- _Required work_: Transcribe the entries below exactly.

---------------

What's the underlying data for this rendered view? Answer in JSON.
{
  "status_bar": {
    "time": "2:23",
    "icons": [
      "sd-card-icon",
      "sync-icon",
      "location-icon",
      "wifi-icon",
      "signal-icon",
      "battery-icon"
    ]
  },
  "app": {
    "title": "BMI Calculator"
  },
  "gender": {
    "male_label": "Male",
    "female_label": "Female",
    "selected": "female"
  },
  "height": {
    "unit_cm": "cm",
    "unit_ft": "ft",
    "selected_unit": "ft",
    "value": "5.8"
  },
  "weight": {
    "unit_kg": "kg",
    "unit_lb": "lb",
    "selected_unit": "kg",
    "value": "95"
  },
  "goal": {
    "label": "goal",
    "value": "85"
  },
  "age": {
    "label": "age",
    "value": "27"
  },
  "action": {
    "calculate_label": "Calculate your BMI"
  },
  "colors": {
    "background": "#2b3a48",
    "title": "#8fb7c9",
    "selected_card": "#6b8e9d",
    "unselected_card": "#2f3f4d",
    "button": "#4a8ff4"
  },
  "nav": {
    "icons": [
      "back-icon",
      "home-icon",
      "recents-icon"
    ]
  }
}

---------------

- _Answer for this exercise_:
What's the underlying data for this rendered view? Answer in JSON.
{
  "status_bar": {
    "time": "2:23",
    "icons": [
      "sd-card-icon",
      "sync-icon",
      "location-icon",
      "wifi-icon",
      "signal-icon",
      "battery-icon"
    ]
  },
  "app": {
    "title": "BMI Calculator"
  },
  "gender": {
    "male_label": "Male",
    "female_label": "Female",
    "selected": "female"
  },
  "height": {
    "unit_cm": "cm",
    "unit_ft": "ft",
    "selected_unit": "ft",
    "value": "5.8"
  },
  "weight": {
    "unit_kg": "kg",
    "unit_lb": "lb",
    "selected_unit": "kg",
    "value": "95"
  },
  "goal": {
    "label": "goal",
    "value": "85"
  },
  "age": {
    "label": "age",
    "value": "27"
  },
  "action": {
    "calculate_label": "Calculate your BMI"
  },
  "colors": {
    "background": "#2b3a48",
    "title": "#8fb7c9",
    "selected_card": "#6b8e9d",
    "unselected_card": "#2f3f4d",
    "button": "#4a8ff4"
  },
  "nav": {
    "icons": [
      "back-icon",
      "home-icon",
      "recents-icon"
    ]
  }
}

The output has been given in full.